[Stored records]
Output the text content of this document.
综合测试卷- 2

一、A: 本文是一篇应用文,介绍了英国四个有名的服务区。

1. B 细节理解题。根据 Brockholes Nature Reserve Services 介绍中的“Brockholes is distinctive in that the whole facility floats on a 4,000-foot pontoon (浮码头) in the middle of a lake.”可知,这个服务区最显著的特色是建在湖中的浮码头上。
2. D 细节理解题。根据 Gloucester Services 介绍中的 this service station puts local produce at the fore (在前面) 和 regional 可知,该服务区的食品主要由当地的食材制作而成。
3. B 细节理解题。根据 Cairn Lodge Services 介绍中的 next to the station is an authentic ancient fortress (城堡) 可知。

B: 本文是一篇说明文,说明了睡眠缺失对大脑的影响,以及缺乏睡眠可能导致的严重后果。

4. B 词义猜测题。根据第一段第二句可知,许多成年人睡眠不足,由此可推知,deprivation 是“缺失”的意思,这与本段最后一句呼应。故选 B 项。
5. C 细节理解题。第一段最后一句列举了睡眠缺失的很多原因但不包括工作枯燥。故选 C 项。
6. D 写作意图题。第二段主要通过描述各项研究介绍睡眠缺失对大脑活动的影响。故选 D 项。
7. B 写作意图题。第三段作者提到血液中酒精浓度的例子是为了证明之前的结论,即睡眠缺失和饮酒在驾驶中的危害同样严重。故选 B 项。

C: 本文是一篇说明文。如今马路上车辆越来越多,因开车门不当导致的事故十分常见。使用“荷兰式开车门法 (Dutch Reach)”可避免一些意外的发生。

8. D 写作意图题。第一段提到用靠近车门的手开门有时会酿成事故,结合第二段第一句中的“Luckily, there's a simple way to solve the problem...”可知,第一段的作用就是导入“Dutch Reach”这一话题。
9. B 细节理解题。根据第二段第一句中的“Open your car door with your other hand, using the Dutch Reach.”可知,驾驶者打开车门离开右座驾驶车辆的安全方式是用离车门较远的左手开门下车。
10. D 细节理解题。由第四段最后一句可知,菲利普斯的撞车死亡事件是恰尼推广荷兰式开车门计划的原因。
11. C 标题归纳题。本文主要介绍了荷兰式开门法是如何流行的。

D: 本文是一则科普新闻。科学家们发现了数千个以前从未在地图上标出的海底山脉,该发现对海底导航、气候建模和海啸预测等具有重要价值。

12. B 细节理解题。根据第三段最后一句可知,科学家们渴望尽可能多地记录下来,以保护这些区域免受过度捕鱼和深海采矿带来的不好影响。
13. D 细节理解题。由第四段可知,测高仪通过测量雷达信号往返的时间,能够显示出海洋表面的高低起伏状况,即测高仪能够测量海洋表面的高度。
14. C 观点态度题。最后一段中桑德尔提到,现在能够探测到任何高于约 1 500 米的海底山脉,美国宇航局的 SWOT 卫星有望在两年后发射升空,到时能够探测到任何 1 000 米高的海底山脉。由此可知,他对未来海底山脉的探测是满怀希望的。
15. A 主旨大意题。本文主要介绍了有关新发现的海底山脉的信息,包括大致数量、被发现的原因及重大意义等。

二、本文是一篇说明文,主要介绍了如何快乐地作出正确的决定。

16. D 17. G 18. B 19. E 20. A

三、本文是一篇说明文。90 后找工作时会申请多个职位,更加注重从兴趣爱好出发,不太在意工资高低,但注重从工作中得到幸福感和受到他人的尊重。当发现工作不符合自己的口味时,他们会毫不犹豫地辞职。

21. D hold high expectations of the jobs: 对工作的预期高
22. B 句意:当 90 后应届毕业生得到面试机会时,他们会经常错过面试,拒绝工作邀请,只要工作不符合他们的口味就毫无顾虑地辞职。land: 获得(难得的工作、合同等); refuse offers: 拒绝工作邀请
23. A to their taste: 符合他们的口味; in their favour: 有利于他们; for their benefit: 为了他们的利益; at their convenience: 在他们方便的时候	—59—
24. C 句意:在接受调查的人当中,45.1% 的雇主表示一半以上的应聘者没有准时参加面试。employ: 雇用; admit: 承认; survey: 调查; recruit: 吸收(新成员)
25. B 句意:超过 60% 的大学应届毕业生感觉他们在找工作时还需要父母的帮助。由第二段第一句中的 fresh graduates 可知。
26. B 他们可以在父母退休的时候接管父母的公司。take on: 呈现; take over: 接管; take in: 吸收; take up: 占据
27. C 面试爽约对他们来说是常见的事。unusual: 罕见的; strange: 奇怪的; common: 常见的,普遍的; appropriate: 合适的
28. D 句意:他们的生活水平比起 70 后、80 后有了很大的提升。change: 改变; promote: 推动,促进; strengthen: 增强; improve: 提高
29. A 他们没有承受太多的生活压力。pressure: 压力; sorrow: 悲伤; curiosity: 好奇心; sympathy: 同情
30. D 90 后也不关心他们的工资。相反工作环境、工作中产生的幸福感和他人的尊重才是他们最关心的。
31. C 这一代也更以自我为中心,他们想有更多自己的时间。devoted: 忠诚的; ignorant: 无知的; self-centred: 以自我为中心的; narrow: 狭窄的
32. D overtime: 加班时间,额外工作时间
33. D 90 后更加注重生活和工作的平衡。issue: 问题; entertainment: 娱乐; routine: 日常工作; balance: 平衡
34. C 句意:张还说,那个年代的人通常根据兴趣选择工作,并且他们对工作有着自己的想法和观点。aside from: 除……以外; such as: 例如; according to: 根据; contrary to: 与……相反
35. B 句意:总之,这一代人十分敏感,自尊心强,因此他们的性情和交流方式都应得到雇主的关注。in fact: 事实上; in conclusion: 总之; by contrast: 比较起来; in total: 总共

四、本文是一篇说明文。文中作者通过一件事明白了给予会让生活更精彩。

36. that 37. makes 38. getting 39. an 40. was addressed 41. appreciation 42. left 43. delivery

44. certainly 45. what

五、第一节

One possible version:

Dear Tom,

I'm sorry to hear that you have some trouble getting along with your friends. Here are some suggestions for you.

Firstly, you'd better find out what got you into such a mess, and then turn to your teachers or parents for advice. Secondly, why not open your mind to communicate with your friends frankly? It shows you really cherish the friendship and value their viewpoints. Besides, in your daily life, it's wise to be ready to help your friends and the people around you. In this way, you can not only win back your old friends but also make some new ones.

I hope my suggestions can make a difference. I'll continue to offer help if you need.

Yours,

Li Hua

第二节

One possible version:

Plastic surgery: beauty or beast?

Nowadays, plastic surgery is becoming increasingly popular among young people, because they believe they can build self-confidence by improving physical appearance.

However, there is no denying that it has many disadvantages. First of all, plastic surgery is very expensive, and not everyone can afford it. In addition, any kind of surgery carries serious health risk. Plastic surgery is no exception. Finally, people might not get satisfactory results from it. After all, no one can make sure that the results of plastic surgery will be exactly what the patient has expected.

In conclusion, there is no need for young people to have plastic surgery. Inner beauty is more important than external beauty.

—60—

## TASK
Identify the lines of the entries containing the string "Services". Copy each such line.

## RESULT OF THE TASK
1. B 细节理解题。根据 Brockholes Nature Reserve Services 介绍中的“Brockholes is distinctive in that the whole facility floats on a 4,000-foot pontoon (浮码头) in the middle of a lake.”可知,这个服务区最显著的特色是建在湖中的浮码头上。
2. D 细节理解题。根据 Gloucester Services 介绍中的 this service station puts local produce at the fore (在前面) 和 regional 可知,该服务区的食品主要由当地的食材制作而成。
3. B 细节理解题。根据 Cairn Lodge Services 介绍中的 next to the station is an authentic ancient fortress (城堡) 可知。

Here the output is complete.